[Extracts from a graphics dataset]
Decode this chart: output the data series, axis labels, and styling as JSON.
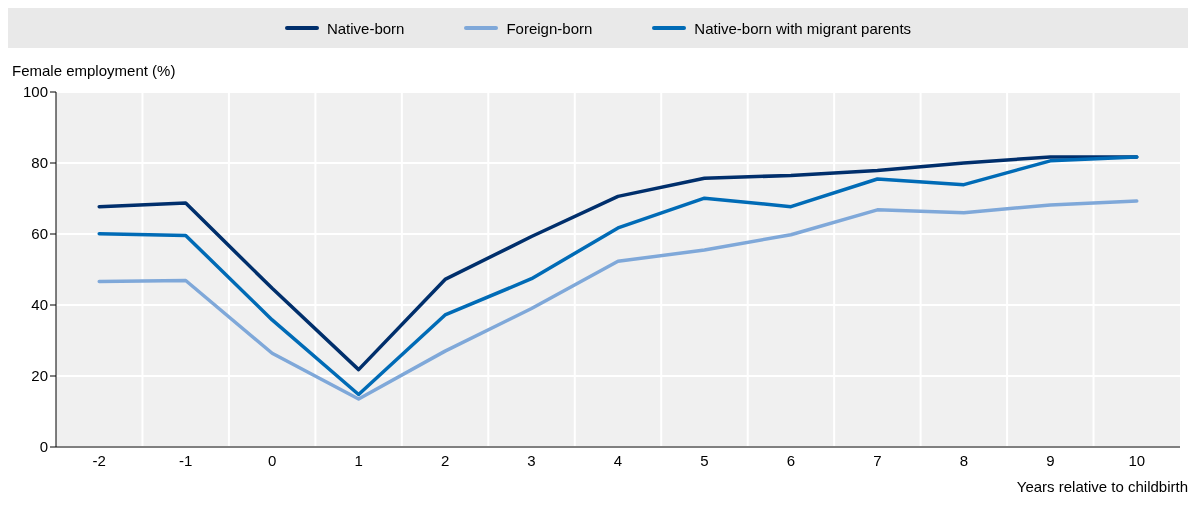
{
  "chart_data": {
    "type": "line",
    "ylabel": "Female employment (%)",
    "xlabel": "Years relative to childbirth",
    "categories": [
      "-2",
      "-1",
      "0",
      "1",
      "2",
      "3",
      "4",
      "5",
      "6",
      "7",
      "8",
      "9",
      "10"
    ],
    "series": [
      {
        "name": "Native-born",
        "color": "#002f6c",
        "values": [
          67.7,
          68.7,
          44.7,
          21.8,
          47.2,
          59.3,
          70.6,
          75.7,
          76.5,
          77.9,
          80,
          81.7,
          81.7
        ]
      },
      {
        "name": "Foreign-born",
        "color": "#7fa8d9",
        "values": [
          46.6,
          46.9,
          26.4,
          13.5,
          27,
          39,
          52.3,
          55.5,
          59.8,
          66.8,
          66,
          68.2,
          69.3
        ]
      },
      {
        "name": "Native-born with migrant parents",
        "color": "#006bb6",
        "values": [
          60.1,
          59.6,
          35.8,
          14.8,
          37.2,
          47.4,
          61.7,
          70.1,
          67.7,
          75.5,
          73.9,
          80.6,
          81.7
        ]
      }
    ],
    "ylim": [
      0,
      100
    ],
    "yticks": [
      0,
      20,
      40,
      60,
      80,
      100
    ],
    "grid": true,
    "legend": "top",
    "marker": "none",
    "line_style": "solid"
  }
}
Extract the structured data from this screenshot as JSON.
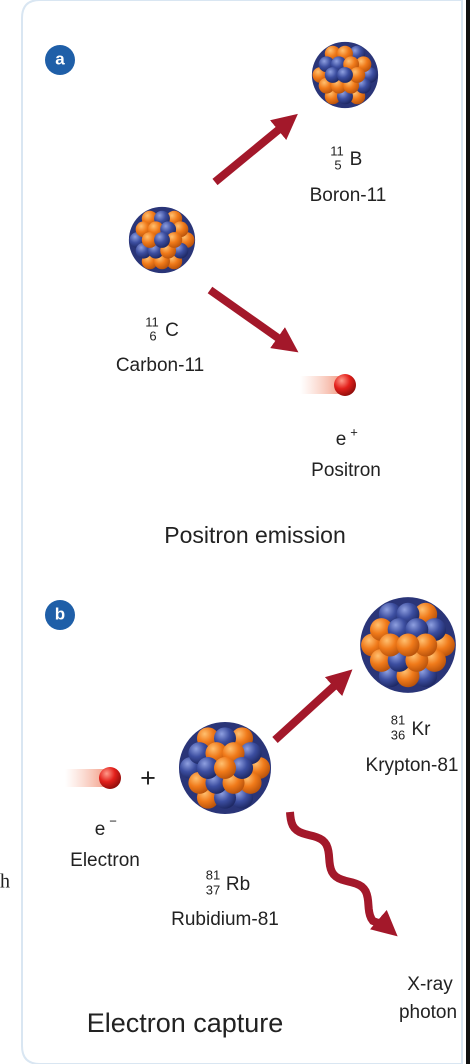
{
  "margin_text": "h",
  "panel_a": {
    "badge": "a",
    "title": "Positron emission",
    "parent": {
      "mass": "11",
      "atomic": "6",
      "symbol": "C",
      "name": "Carbon-11"
    },
    "product": {
      "mass": "11",
      "atomic": "5",
      "symbol": "B",
      "name": "Boron-11"
    },
    "particle": {
      "symbol": "e",
      "charge": "+",
      "name": "Positron"
    }
  },
  "panel_b": {
    "badge": "b",
    "title": "Electron capture",
    "plus": "+",
    "electron": {
      "symbol": "e",
      "charge": "−",
      "name": "Electron"
    },
    "parent": {
      "mass": "81",
      "atomic": "37",
      "symbol": "Rb",
      "name": "Rubidium-81"
    },
    "product": {
      "mass": "81",
      "atomic": "36",
      "symbol": "Kr",
      "name": "Krypton-81"
    },
    "photon": {
      "line1": "X-ray",
      "line2": "photon"
    }
  }
}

**Required task**:
Copy and report every line where the word "color" is present.

**Output of the exercise**:
        "color": "#002f6c",
        "color": "#7fa8d9",
        "color": "#006bb6",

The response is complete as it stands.